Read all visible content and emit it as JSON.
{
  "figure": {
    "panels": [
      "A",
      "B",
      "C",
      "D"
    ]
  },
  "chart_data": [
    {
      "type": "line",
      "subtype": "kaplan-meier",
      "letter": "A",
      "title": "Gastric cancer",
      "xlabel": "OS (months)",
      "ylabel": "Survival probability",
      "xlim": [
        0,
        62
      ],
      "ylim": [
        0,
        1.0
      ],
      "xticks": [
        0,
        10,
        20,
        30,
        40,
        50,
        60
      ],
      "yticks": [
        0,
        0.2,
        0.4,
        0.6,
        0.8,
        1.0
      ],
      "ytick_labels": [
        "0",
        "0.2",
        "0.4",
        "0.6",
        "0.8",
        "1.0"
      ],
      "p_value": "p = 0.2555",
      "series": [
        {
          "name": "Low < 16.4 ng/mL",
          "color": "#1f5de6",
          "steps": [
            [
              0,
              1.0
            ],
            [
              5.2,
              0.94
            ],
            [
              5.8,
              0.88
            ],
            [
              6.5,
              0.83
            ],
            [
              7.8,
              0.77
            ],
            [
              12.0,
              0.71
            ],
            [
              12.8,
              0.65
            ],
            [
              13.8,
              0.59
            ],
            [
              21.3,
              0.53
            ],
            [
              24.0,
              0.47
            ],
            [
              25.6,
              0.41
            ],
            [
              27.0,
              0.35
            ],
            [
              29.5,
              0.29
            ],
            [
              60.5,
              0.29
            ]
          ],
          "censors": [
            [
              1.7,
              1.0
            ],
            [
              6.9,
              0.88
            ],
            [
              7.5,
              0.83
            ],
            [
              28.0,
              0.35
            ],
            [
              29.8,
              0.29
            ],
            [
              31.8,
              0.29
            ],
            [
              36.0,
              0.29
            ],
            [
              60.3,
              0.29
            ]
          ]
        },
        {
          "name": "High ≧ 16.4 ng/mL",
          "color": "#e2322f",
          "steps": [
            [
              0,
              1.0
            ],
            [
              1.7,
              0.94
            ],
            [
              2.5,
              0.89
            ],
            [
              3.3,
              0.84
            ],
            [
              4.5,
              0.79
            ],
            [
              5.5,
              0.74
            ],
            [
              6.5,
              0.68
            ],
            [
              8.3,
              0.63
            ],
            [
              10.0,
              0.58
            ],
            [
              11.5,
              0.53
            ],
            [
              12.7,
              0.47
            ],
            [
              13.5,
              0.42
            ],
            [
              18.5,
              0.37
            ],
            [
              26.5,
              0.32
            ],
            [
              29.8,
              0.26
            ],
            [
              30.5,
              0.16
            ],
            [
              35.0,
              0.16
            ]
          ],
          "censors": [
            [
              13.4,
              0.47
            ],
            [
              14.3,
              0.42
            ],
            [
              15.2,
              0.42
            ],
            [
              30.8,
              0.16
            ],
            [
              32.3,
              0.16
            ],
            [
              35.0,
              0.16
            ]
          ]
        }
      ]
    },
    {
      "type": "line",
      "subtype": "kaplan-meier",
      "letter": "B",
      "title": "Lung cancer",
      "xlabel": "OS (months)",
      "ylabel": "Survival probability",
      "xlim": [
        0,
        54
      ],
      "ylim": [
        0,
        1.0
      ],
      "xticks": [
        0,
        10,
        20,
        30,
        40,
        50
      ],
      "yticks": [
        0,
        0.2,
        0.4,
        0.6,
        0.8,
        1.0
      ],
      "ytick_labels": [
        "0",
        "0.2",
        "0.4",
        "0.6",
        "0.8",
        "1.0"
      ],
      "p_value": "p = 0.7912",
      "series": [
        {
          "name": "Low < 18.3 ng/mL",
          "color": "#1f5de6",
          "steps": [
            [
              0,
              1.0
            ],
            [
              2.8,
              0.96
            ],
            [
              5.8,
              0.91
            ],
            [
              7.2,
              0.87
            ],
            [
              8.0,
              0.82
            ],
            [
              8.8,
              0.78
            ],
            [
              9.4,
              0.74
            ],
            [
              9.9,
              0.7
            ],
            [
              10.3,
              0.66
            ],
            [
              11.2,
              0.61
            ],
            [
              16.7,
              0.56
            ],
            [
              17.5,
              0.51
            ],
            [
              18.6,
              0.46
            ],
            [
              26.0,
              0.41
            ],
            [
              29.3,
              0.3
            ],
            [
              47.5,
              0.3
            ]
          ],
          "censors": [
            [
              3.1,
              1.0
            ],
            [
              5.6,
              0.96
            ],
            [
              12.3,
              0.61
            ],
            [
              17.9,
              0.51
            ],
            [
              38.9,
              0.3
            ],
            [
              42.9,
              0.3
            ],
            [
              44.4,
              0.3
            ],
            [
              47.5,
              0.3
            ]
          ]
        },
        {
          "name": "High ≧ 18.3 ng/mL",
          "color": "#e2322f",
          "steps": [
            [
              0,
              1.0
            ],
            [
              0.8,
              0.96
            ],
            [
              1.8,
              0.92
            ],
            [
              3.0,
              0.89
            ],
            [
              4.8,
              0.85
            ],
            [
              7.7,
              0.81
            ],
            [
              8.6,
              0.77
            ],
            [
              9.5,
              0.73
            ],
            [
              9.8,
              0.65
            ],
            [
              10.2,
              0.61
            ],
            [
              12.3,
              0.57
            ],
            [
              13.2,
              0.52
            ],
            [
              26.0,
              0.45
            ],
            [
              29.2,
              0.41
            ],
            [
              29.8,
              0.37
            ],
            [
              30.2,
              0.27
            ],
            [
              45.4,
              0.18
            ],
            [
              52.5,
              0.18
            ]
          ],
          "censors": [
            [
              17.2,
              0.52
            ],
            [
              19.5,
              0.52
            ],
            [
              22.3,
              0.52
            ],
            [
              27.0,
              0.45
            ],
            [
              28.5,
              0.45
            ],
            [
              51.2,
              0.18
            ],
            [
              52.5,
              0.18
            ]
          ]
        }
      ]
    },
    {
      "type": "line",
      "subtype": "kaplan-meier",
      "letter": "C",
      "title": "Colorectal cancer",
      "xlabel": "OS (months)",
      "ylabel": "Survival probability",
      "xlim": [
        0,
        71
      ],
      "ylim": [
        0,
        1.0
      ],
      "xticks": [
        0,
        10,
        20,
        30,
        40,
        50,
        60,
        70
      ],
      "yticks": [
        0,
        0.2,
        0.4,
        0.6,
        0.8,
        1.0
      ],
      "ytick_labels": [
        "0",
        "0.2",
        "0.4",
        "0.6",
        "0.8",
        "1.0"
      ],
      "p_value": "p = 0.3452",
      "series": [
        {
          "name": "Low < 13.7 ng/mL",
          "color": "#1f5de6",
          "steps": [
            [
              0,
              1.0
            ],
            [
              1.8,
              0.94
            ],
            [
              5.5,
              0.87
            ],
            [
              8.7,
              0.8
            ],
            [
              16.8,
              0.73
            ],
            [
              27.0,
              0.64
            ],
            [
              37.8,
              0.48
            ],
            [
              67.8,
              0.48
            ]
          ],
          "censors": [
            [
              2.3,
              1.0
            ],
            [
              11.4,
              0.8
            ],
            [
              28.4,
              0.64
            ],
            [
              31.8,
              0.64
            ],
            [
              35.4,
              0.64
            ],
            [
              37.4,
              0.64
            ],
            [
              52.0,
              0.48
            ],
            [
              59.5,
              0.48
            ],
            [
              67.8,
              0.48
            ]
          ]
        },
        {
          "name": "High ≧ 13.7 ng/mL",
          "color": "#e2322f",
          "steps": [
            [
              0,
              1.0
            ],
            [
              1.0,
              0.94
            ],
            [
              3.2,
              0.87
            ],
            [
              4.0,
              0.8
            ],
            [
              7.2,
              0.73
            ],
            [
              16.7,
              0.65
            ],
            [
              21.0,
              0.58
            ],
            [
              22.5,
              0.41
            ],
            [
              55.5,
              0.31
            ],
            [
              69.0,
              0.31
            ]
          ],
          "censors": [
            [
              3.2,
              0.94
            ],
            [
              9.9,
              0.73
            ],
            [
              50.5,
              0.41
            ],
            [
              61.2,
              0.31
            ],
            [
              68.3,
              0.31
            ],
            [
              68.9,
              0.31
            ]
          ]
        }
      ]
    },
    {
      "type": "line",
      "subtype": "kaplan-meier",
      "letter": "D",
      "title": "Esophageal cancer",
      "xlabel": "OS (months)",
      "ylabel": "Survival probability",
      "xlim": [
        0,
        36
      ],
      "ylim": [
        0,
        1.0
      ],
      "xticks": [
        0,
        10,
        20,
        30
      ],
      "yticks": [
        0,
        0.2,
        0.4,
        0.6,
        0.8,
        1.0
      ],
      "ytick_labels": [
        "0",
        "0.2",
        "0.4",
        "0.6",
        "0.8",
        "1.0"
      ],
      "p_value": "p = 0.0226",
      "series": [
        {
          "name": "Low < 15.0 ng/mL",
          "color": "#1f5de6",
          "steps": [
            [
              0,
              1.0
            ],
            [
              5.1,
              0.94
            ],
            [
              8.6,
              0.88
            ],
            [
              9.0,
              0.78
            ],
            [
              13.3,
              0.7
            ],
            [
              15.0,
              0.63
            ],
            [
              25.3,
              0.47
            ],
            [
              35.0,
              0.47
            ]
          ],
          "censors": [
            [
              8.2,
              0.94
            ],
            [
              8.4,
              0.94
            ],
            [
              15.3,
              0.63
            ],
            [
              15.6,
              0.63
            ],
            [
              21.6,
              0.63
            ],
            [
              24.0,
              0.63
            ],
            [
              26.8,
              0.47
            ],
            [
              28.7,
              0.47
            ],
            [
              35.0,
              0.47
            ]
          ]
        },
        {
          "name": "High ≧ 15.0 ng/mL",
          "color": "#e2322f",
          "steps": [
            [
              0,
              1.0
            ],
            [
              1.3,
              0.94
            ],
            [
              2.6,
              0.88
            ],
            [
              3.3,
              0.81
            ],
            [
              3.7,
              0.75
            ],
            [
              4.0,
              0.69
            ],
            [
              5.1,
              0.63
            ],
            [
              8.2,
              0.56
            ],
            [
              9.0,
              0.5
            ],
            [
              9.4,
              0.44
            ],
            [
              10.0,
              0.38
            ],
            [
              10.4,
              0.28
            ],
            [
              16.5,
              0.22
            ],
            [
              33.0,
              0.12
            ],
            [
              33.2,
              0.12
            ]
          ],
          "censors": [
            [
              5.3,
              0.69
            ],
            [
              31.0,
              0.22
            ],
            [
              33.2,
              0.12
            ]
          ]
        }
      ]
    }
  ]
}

### Work to complete
Go through the entries above and copy every line containing "High".

### Expected answer
          "name": "High ≧ 16.4 ng/mL",
          "name": "High ≧ 18.3 ng/mL",
          "name": "High ≧ 13.7 ng/mL",
          "name": "High ≧ 15.0 ng/mL",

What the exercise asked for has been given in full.